Given instruction:
Locate the lines where "Actual" occurs and copy them as they stand.

Figure contents as structured data:
* * * *
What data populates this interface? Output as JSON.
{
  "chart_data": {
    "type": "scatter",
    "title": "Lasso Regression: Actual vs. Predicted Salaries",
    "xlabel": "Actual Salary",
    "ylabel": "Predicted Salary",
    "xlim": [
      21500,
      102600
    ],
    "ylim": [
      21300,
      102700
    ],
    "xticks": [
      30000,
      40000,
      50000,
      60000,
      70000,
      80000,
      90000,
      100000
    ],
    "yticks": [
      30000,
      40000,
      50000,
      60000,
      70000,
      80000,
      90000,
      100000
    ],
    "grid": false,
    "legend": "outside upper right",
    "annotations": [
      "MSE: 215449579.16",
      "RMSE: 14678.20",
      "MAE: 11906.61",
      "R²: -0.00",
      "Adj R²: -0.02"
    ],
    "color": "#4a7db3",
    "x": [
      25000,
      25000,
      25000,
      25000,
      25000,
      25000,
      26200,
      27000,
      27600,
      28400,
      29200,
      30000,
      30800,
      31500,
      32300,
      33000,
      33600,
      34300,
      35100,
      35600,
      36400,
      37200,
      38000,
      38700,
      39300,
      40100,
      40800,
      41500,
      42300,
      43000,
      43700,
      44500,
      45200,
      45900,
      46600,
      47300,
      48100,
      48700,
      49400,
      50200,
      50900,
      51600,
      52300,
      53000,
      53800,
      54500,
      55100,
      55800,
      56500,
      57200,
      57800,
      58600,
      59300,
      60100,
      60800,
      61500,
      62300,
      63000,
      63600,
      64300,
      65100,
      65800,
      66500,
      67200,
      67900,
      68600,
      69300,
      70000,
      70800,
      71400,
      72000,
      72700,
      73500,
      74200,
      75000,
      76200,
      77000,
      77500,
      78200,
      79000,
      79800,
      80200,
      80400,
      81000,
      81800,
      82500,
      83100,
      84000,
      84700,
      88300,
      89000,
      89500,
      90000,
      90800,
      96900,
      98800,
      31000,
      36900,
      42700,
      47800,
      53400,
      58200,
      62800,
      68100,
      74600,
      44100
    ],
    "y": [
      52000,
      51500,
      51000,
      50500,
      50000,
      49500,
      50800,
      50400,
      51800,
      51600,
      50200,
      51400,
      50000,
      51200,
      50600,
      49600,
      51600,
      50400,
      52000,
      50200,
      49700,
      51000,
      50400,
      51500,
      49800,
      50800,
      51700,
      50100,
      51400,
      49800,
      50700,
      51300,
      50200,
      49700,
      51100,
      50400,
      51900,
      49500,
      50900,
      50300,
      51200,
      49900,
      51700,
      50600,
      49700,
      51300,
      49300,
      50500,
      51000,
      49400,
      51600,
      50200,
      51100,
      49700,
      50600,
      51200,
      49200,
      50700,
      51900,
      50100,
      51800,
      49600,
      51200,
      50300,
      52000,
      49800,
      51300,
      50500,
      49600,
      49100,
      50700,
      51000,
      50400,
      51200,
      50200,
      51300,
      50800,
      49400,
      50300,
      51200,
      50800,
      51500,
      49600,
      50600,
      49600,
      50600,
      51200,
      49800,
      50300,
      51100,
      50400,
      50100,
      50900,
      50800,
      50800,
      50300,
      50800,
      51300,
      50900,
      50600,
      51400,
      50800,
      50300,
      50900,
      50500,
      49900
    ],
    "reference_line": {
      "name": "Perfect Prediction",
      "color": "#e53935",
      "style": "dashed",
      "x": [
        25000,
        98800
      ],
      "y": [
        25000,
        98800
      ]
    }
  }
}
* * * *
Answer for this exercise:
    "title": "Lasso Regression: Actual vs. Predicted Salaries",
    "xlabel": "Actual Salary",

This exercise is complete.